* **TASK DIRECTIONS**: From the listing below, extract each line containing the string "Axel".

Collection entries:

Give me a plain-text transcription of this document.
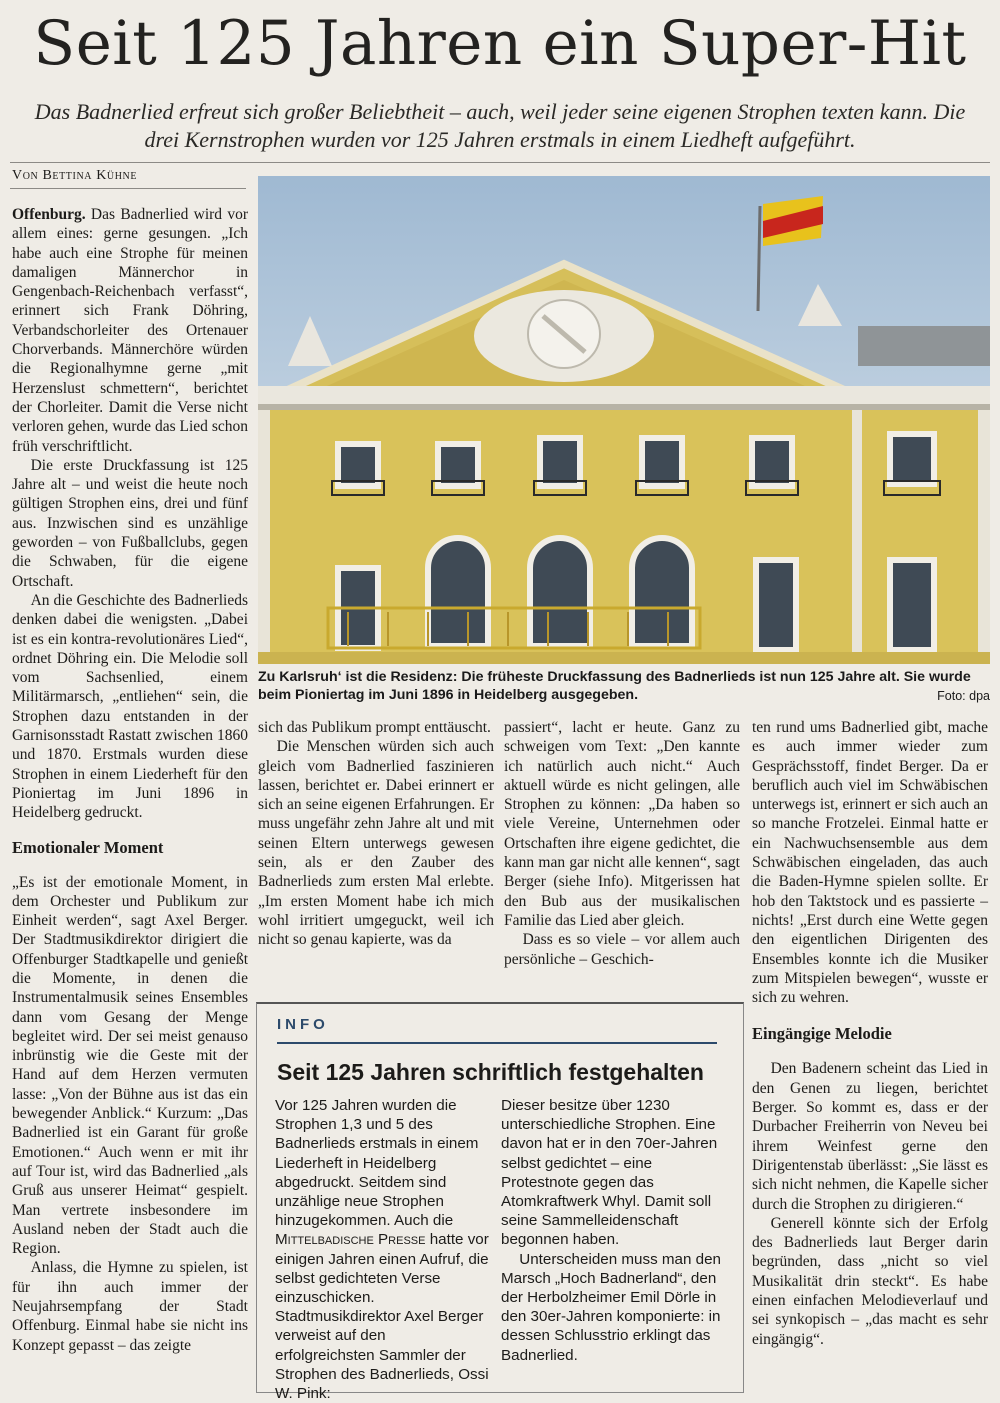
Seit 125 Jahren ein Super-Hit
Das Badnerlied erfreut sich großer Beliebtheit – auch, weil jeder seine eigenen Strophen texten kann. Die drei Kernstrophen wurden vor 125 Jahren erstmals in einem Liedheft aufgeführt.
Von Bettina Kühne

Offenburg. Das Badnerlied wird vor allem eines: gerne gesungen. „Ich habe auch eine Strophe für meinen damaligen Männerchor in Gengenbach-Reichenbach verfasst“, erinnert sich Frank Döhring, Verbandschorleiter des Ortenauer Chorverbands. Männerchöre würden die Regionalhymne gerne „mit Herzenslust schmettern“, berichtet der Chorleiter. Damit die Verse nicht verloren gehen, wurde das Lied schon früh verschriftlicht.

Die erste Druckfassung ist 125 Jahre alt – und weist die heute noch gültigen Strophen eins, drei und fünf aus. Inzwischen sind es unzählige geworden – von Fußballclubs, gegen die Schwaben, für die eigene Ortschaft.

An die Geschichte des Badnerlieds denken dabei die wenigsten. „Dabei ist es ein kontra-revolutionäres Lied“, ordnet Döhring ein. Die Melodie soll vom Sachsenlied, einem Militärmarsch, „entliehen“ sein, die Strophen dazu entstanden in der Garnisonsstadt Rastatt zwischen 1860 und 1870. Erstmals wurden diese Strophen in einem Liederheft für den Pioniertag im Juni 1896 in Heidelberg gedruckt.

Emotionaler Moment

„Es ist der emotionale Moment, in dem Orchester und Publikum zur Einheit werden“, sagt Axel Berger. Der Stadtmusikdirektor dirigiert die Offenburger Stadtkapelle und genießt die Momente, in denen die Instrumentalmusik seines Ensembles dann vom Gesang der Menge begleitet wird. Der sei meist genauso inbrünstig wie die Geste mit der Hand auf dem Herzen vermuten lasse: „Von der Bühne aus ist das ein bewegender Anblick.“ Kurzum: „Das Badnerlied ist ein Garant für große Emotionen.“ Auch wenn er mit ihr auf Tour ist, wird das Badnerlied „als Gruß aus unserer Heimat“ gespielt. Man vertrete insbesondere im Ausland neben der Stadt auch die Region.

Anlass, die Hymne zu spielen, ist für ihn auch immer der Neujahrsempfang der Stadt Offenburg. Einmal habe sie nicht ins Konzept gepasst – das zeigte

Zu Karlsruh‘ ist die Residenz: Die früheste Druckfassung des Badnerlieds ist nun 125 Jahre alt. Sie wurde beim Pioniertag im Juni 1896 in Heidelberg ausgegeben.	Foto: dpa

sich das Publikum prompt enttäuscht.

Die Menschen würden sich auch gleich vom Badnerlied faszinieren lassen, berichtet er. Dabei erinnert er sich an seine eigenen Erfahrungen. Er muss ungefähr zehn Jahre alt und mit seinen Eltern unterwegs gewesen sein, als er den Zauber des Badnerlieds zum ersten Mal erlebte. „Im ersten Moment habe ich mich wohl irritiert umgeguckt, weil ich nicht so genau kapierte, was da

passiert“, lacht er heute. Ganz zu schweigen vom Text: „Den kannte ich natürlich auch nicht.“ Auch aktuell würde es nicht gelingen, alle Strophen zu können: „Da haben so viele Vereine, Unternehmen oder Ortschaften ihre eigene gedichtet, die kann man gar nicht alle kennen“, sagt Berger (siehe Info). Mitgerissen hat den Bub aus der musikalischen Familie das Lied aber gleich.

Dass es so viele – vor allem auch persönliche – Geschich-

ten rund ums Badnerlied gibt, mache es auch immer wieder zum Gesprächsstoff, findet Berger. Da er beruflich auch viel im Schwäbischen unterwegs ist, erinnert er sich auch an so manche Frotzelei. Einmal hatte er ein Nachwuchsensemble aus dem Schwäbischen eingeladen, das auch die Baden-Hymne spielen sollte. Er hob den Taktstock und es passierte – nichts! „Erst durch eine Wette gegen den eigentlichen Dirigenten des Ensembles konnte ich die Musiker zum Mitspielen bewegen“, wusste er sich zu wehren.

Eingängige Melodie

Den Badenern scheint das Lied in den Genen zu liegen, berichtet Berger. So kommt es, dass er der Durbacher Freiherrin von Neveu bei ihrem Weinfest gerne den Dirigentenstab überlässt: „Sie lässt es sich nicht nehmen, die Kapelle sicher durch die Strophen zu dirigieren.“

Generell könnte sich der Erfolg des Badnerlieds laut Berger darin begründen, dass „nicht so viel Musikalität drin steckt“. Es habe einen einfachen Melodieverlauf und sei synkopisch – „das macht es sehr eingängig“.

INFO
Seit 125 Jahren schriftlich festgehalten

Vor 125 Jahren wurden die Strophen 1,3 und 5 des Badnerlieds erstmals in einem Liederheft in Heidelberg abgedruckt. Seitdem sind unzählige neue Strophen hinzugekommen. Auch die Mittelbadische Presse hatte vor einigen Jahren einen Aufruf, die selbst gedichteten Verse einzuschicken. Stadtmusikdirektor Axel Berger verweist auf den erfolgreichsten Sammler der Strophen des Badnerlieds, Ossi W. Pink:

Dieser besitze über 1230 unterschiedliche Strophen. Eine davon hat er in den 70er-Jahren selbst gedichtet – eine Protestnote gegen das Atomkraftwerk Whyl. Damit soll seine Sammelleidenschaft begonnen haben.

Unterscheiden muss man den Marsch „Hoch Badnerland“, den der Herbolzheimer Emil Dörle in den 30er-Jahren komponierte: in dessen Schlusstrio erklingt das Badnerlied.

* **FINAL RESULT**:
„Es ist der emotionale Moment, in dem Orchester und Publikum zur Einheit werden“, sagt Axel Berger. Der Stadtmusikdirektor dirigiert die Offenburger Stadtkapelle und genießt die Momente, in denen die Instrumentalmusik seines Ensembles dann vom Gesang der Menge begleitet wird. Der sei meist genauso inbrünstig wie die Geste mit der Hand auf dem Herzen vermuten lasse: „Von der Bühne aus ist das ein bewegender Anblick.“ Kurzum: „Das Badnerlied ist ein Garant für große Emotionen.“ Auch wenn er mit ihr auf Tour ist, wird das Badnerlied „als Gruß aus unserer Heimat“ gespielt. Man vertrete insbesondere im Ausland neben der Stadt auch die Region.
Vor 125 Jahren wurden die Strophen 1,3 und 5 des Badnerlieds erstmals in einem Liederheft in Heidelberg abgedruckt. Seitdem sind unzählige neue Strophen hinzugekommen. Auch die Mittelbadische Presse hatte vor einigen Jahren einen Aufruf, die selbst gedichteten Verse einzuschicken. Stadtmusikdirektor Axel Berger verweist auf den erfolgreichsten Sammler der Strophen des Badnerlieds, Ossi W. Pink:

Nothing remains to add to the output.